*PROBLEM STATEMENT*: Repeat the entries that follow verbatim, without any of their pictures.

(Extracts from a graphics dataset)
[start]

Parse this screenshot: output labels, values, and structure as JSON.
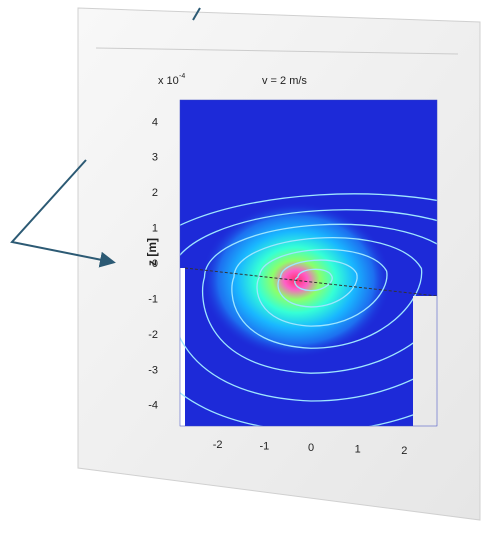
{
  "chart_data": {
    "type": "heatmap",
    "title": "v =  2 m/s",
    "ylabel": "z [m]",
    "xlabel": "",
    "y_multiplier": "x 10",
    "y_multiplier_exponent": "-4",
    "x_ticks": [
      "-2",
      "-1",
      "0",
      "1",
      "2"
    ],
    "y_ticks": [
      "4",
      "3",
      "2",
      "1",
      "0",
      "-1",
      "-2",
      "-3",
      "-4"
    ],
    "xlim": [
      -2.7,
      2.7
    ],
    "ylim": [
      -4.6,
      4.6
    ],
    "colormap": "jet",
    "background_color": "#1d2ad8",
    "hot_spot": {
      "x": 0.0,
      "y": -0.4
    },
    "contour_levels": 7,
    "grid": false
  },
  "colors": {
    "frame": "#f1f1f1",
    "arrow": "#2c5a74",
    "contour": "#9fe6ff"
  },
  "icons": [
    "arrow-pointer-icon"
  ]
}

[end]

*RESULT OF THIS EXERCISE*:
Parse this screenshot: output labels, values, and structure as JSON.
{
  "chart_data": {
    "type": "heatmap",
    "title": "v =  2 m/s",
    "ylabel": "z [m]",
    "xlabel": "",
    "y_multiplier": "x 10",
    "y_multiplier_exponent": "-4",
    "x_ticks": [
      "-2",
      "-1",
      "0",
      "1",
      "2"
    ],
    "y_ticks": [
      "4",
      "3",
      "2",
      "1",
      "0",
      "-1",
      "-2",
      "-3",
      "-4"
    ],
    "xlim": [
      -2.7,
      2.7
    ],
    "ylim": [
      -4.6,
      4.6
    ],
    "colormap": "jet",
    "background_color": "#1d2ad8",
    "hot_spot": {
      "x": 0.0,
      "y": -0.4
    },
    "contour_levels": 7,
    "grid": false
  },
  "colors": {
    "frame": "#f1f1f1",
    "arrow": "#2c5a74",
    "contour": "#9fe6ff"
  },
  "icons": [
    "arrow-pointer-icon"
  ]
}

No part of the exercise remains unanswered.